::: MATERIAL PROVIDED :::

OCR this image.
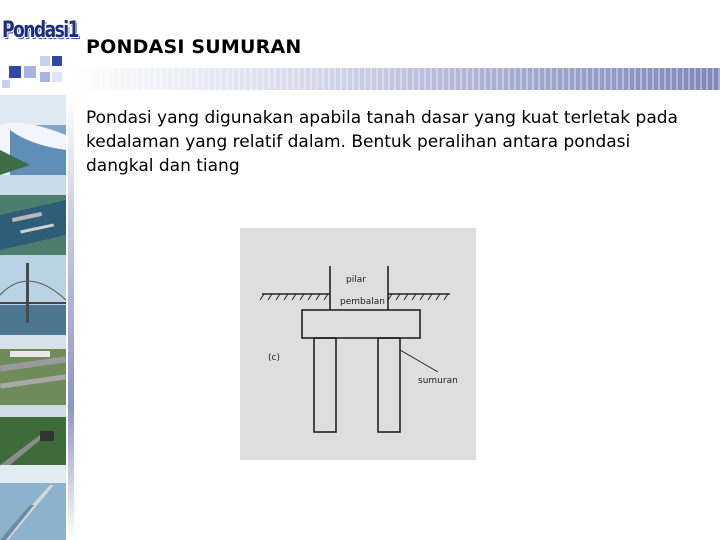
Pondasi1
PONDASI SUMURAN
Pondasi yang digunakan apabila tanah dasar yang kuat terletak pada kedalaman yang relatif dalam. Bentuk peralihan antara pondasi dangkal dan tiang
pilar
pembalan
sumuran
(c)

:::

**GIVEN PROBLEM:**
Without including the pictures, return each record above exactly as it stands.

**OUTPUT OF THE EXERCISE:**
OCR this image.
Pondasi1
PONDASI SUMURAN
Pondasi yang digunakan apabila tanah dasar yang kuat terletak pada kedalaman yang relatif dalam. Bentuk peralihan antara pondasi dangkal dan tiang
pilar
pembalan
sumuran
(c)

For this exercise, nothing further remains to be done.